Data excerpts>
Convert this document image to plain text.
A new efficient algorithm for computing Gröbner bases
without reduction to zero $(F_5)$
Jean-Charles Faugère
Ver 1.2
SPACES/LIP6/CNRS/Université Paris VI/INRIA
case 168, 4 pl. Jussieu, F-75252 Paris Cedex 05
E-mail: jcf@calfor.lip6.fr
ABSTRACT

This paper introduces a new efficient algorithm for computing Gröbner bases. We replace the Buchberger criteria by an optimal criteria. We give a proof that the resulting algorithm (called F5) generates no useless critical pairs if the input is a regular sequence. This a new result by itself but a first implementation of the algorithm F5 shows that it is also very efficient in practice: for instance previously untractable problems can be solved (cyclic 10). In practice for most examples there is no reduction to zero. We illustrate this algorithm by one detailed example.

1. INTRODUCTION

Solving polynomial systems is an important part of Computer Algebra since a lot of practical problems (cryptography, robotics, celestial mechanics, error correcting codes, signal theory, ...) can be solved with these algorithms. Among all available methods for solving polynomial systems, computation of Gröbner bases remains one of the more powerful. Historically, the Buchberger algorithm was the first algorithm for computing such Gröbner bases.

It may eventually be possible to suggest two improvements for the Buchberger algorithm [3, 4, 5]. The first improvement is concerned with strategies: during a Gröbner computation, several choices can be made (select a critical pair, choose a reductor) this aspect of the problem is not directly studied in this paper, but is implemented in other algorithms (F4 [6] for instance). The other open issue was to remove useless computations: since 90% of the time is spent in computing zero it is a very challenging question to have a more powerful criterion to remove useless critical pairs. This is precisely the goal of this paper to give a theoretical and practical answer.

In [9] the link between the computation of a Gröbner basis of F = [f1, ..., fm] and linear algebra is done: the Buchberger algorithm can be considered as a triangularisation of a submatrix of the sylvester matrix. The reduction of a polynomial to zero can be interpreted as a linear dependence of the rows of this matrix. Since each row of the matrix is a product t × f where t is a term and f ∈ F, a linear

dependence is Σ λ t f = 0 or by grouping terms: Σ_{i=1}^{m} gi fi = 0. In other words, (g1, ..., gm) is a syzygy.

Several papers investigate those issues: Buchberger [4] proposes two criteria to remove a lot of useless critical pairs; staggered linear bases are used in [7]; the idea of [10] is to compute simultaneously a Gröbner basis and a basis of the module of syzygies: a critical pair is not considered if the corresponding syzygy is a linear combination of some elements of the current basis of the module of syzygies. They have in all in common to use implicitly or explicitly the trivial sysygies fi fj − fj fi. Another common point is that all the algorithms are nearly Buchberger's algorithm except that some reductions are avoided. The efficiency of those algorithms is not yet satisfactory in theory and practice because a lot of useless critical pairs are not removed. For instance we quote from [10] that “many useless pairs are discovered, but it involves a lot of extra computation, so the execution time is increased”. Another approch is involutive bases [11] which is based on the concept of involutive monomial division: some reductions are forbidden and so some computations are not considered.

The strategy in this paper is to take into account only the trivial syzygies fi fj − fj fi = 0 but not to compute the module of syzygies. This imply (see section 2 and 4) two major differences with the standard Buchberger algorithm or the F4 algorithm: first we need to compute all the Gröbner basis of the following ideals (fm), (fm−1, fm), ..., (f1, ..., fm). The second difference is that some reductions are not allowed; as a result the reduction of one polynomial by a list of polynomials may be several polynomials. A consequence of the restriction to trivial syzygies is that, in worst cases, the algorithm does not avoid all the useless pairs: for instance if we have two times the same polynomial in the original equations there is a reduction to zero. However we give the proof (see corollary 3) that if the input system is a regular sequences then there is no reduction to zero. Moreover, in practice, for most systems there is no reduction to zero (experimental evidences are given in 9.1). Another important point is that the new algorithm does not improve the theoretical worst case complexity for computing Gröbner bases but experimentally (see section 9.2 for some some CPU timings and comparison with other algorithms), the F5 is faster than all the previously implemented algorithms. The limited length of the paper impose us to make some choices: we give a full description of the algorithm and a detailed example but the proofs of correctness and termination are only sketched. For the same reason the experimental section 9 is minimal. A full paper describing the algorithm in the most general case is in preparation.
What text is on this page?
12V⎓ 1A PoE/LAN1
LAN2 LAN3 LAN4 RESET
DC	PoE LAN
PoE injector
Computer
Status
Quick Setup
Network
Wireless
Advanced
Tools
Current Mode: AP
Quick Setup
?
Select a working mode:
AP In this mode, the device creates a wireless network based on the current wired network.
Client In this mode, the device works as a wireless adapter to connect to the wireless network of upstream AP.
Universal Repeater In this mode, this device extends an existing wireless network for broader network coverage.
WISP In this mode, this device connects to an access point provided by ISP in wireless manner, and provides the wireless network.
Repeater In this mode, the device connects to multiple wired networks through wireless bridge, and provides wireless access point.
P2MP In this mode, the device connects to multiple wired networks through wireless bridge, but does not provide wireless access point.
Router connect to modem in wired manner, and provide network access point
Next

Written request>
Using the records above, select and copy every line that has the word "access".

Result for this exercise>
WISP In this mode, this device connects to an access point provided by ISP in wireless manner, and provides the wireless network.
Repeater In this mode, the device connects to multiple wired networks through wireless bridge, and provides wireless access point.
P2MP In this mode, the device connects to multiple wired networks through wireless bridge, but does not provide wireless access point.
Router connect to modem in wired manner, and provide network access point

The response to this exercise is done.